- **Problem requirements**
Write out every entry precisely as given, leaving the pictures out.

- **Information provided**
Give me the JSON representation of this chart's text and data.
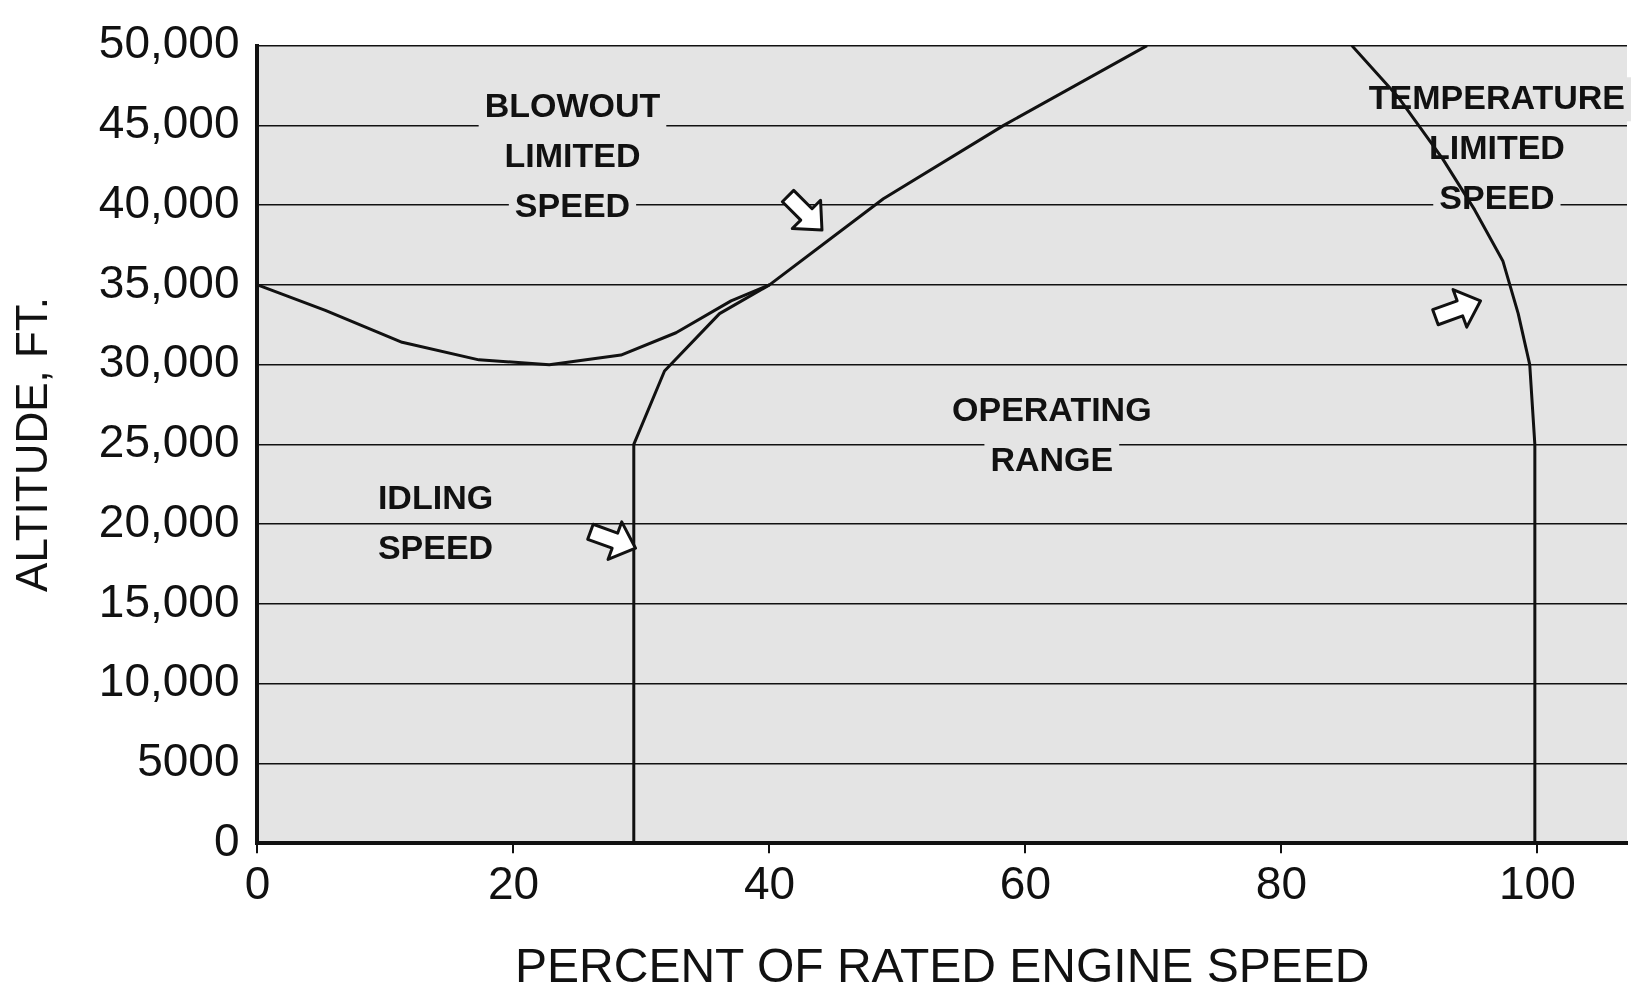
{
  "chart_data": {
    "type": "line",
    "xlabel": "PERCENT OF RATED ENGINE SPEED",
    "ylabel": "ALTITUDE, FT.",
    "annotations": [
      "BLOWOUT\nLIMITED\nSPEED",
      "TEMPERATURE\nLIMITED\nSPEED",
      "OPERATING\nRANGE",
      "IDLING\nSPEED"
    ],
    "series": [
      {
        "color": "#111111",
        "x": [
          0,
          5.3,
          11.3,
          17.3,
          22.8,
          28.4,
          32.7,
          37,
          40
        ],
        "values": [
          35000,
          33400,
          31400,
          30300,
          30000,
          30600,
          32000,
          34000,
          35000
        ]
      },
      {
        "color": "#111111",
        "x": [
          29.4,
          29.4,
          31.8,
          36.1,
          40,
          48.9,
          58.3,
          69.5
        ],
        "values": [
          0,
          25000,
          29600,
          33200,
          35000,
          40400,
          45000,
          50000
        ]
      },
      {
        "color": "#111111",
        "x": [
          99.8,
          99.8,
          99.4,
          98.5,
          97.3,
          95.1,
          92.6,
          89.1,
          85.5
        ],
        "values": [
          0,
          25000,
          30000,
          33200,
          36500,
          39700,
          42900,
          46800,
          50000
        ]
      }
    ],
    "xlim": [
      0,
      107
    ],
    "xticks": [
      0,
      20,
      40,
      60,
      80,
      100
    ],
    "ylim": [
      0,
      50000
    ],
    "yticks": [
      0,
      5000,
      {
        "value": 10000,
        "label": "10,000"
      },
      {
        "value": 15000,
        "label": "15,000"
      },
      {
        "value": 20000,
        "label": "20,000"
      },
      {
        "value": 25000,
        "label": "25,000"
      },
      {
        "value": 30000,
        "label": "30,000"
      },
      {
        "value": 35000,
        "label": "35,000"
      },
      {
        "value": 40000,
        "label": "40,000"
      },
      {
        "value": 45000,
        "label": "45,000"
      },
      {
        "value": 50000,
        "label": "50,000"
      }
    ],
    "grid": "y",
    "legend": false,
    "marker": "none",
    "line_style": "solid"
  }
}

- **Expected answer**
Give me the JSON representation of this chart's text and data.
{
  "chart_data": {
    "type": "line",
    "xlabel": "PERCENT OF RATED ENGINE SPEED",
    "ylabel": "ALTITUDE, FT.",
    "annotations": [
      "BLOWOUT\nLIMITED\nSPEED",
      "TEMPERATURE\nLIMITED\nSPEED",
      "OPERATING\nRANGE",
      "IDLING\nSPEED"
    ],
    "series": [
      {
        "color": "#111111",
        "x": [
          0,
          5.3,
          11.3,
          17.3,
          22.8,
          28.4,
          32.7,
          37,
          40
        ],
        "values": [
          35000,
          33400,
          31400,
          30300,
          30000,
          30600,
          32000,
          34000,
          35000
        ]
      },
      {
        "color": "#111111",
        "x": [
          29.4,
          29.4,
          31.8,
          36.1,
          40,
          48.9,
          58.3,
          69.5
        ],
        "values": [
          0,
          25000,
          29600,
          33200,
          35000,
          40400,
          45000,
          50000
        ]
      },
      {
        "color": "#111111",
        "x": [
          99.8,
          99.8,
          99.4,
          98.5,
          97.3,
          95.1,
          92.6,
          89.1,
          85.5
        ],
        "values": [
          0,
          25000,
          30000,
          33200,
          36500,
          39700,
          42900,
          46800,
          50000
        ]
      }
    ],
    "xlim": [
      0,
      107
    ],
    "xticks": [
      0,
      20,
      40,
      60,
      80,
      100
    ],
    "ylim": [
      0,
      50000
    ],
    "yticks": [
      0,
      5000,
      {
        "value": 10000,
        "label": "10,000"
      },
      {
        "value": 15000,
        "label": "15,000"
      },
      {
        "value": 20000,
        "label": "20,000"
      },
      {
        "value": 25000,
        "label": "25,000"
      },
      {
        "value": 30000,
        "label": "30,000"
      },
      {
        "value": 35000,
        "label": "35,000"
      },
      {
        "value": 40000,
        "label": "40,000"
      },
      {
        "value": 45000,
        "label": "45,000"
      },
      {
        "value": 50000,
        "label": "50,000"
      }
    ],
    "grid": "y",
    "legend": false,
    "marker": "none",
    "line_style": "solid"
  }
}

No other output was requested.